• **WRITTEN EXERCISE**: In the forum discussion about vehicles, why did the writer who mentions night shift give up on the insurance company's driving monitor after about a month? Answer in one to three sentences.
───── SELECTED PASSAGE
Why am I reminded of this meme?

View attachment 163343

Not sure I'm ready to sign up for my insurance company to watch how I drive... I think my maturity level needs to age a couple decades more.
That lasted about a month for me. Gotta love night shift, permanently driving in the “highest risk” time zones and their arbitrarily low threshold for “hard braking” drove me nuts behind the the whole spying thing. 8mph/second is hardly “hard” braking 🙄
 
That and you probably got close to what you paid or even made money on it. Do tell the "other reasons"......
Not really, paid 51K in 2019, sold for 45K......got my moneys worth to your point.

Bad build quality overall, body panels are flimsy, paint is thin..........

Truck always had this weird studder when accelerating hard......not sure if it was the tranny or what, but they did replace the VALVE BODY UNDER WARRANTY, which did nothing....

every so often there would be a loud driveline surge while braking which would make it hard to stop....I think it was the torque convertor but they did not what to pull the tranny to replace.........to tell the truth neither did I.

Rear springs made a bunch of popping noise

Steering had some hard spots.......

the factory gas pedal had a bunch of lag, so I got a Banks product to change the lag of the pedal........it worked great........but then I got a notification via email that the vehicle monitoring system could not be "read" becasue I had something plugged into the obd2.

I have significant experience driving GM 2500 and 3500 trucks. Not just personal use, but commercial aswell, and have never been so dissatisfied with a truck.
 
21 y/o car and 19 y/o (year old) car club for the win here.

Don't even have backup cameras.

It's better with the old school... 90s and 2000s. Some platforms that are still around today.. Dodge and Nissan, I'm looking at you and there are others..

I also don't think the Charger and Challenger is going away. It will reboot full ICE in 2 years............
 
21 y/o car and 19 y/o (year old) car club for the win here.

Don't even have backup cameras.

It's better with the old school... 90s and 2000s. Some platforms that are still around today.. Dodge and Nissan, I'm looking at you and there are others..

I also don't think the Charger and Challenger is going away. It will reboot full ICE in 2 years............
Pretty hard to argue that somewhere in the 2000-2010 timeframe, closer maybe to the middle, cars were made using hardware and not software, and here in 2023, they seem to be lasting. The countless YouTubes with x00,000 miles…5,6, etc.

It’s like that SSA actuarial table that was recently posted.

If you are: 17 yo, your life expectancy is 10 more years.

If you are: 3 yo, your life expectancy is 10 more years.
 
Not really, paid 51K in 2019, sold for 45K......got my moneys worth to your point.

Bad build quality overall, body panels are flimsy, paint is thin..........

Truck always had this weird studder when accelerating hard......not sure if it was the tranny or what, but they did replace the VALVE BODY UNDER WARRANTY, which did nothing....
──────────
───── EXTRACTED INFORMATION
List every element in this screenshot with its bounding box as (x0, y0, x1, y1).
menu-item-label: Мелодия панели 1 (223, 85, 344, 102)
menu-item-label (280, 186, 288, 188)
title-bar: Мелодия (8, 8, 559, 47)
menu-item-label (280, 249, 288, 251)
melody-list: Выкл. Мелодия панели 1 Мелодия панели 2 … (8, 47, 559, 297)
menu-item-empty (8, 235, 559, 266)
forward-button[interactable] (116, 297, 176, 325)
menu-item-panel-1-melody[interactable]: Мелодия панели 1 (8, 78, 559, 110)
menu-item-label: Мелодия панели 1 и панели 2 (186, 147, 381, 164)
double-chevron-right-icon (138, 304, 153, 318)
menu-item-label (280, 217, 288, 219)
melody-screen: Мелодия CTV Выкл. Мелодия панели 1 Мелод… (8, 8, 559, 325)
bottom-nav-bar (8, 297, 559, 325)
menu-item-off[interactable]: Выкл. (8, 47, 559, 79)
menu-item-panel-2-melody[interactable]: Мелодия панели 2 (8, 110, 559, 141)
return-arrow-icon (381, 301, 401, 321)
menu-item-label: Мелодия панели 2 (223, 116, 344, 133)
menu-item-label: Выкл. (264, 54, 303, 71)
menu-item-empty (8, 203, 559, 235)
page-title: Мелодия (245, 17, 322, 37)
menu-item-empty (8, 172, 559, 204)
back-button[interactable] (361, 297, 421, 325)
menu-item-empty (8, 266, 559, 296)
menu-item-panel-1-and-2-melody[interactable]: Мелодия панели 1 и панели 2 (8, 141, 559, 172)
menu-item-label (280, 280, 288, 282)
──────────
• **CORRECT RESULT**: Working night shift meant the writer was always driving during the times the insurer classed as "highest risk." The insurer's threshold for "hard braking" was also arbitrarily low, at 8 mph per second, and together these annoyed the writer, on top of the spying involved.